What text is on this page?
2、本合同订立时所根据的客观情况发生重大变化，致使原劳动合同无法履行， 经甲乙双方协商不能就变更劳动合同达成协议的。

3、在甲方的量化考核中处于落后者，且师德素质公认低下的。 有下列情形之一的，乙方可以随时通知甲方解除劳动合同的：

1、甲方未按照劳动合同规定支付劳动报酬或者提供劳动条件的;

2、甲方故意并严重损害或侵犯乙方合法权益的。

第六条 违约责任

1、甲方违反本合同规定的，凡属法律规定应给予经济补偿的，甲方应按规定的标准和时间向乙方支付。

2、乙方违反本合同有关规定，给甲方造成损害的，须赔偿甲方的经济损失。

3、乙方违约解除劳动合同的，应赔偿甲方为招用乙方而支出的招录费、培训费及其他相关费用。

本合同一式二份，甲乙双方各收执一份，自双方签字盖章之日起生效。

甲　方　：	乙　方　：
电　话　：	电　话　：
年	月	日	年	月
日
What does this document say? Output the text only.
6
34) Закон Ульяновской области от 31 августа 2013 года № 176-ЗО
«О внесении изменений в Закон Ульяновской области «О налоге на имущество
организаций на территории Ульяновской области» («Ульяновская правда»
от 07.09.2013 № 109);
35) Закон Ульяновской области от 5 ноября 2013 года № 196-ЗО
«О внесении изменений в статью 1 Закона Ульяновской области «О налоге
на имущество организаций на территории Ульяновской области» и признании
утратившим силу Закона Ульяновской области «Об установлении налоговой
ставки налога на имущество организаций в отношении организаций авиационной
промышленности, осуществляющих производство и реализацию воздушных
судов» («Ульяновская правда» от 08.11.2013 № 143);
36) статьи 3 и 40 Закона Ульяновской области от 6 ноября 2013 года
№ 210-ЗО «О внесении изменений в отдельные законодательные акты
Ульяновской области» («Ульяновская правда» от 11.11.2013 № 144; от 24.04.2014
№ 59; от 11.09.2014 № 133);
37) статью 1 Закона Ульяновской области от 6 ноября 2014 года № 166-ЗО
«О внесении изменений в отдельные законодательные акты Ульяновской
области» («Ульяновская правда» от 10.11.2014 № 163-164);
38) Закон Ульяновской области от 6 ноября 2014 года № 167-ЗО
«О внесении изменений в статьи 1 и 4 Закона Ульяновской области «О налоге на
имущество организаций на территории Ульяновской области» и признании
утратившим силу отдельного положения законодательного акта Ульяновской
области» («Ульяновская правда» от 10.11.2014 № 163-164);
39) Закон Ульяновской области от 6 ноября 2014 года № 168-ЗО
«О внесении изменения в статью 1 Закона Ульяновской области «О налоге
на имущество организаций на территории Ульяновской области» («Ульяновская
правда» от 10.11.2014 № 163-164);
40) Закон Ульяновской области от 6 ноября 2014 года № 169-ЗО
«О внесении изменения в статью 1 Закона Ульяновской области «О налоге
────
From the listing above, pick out each line where the word "text" appears.

§ **Exercise solution**:
What text is on this page?
What does this document say? Output the text only.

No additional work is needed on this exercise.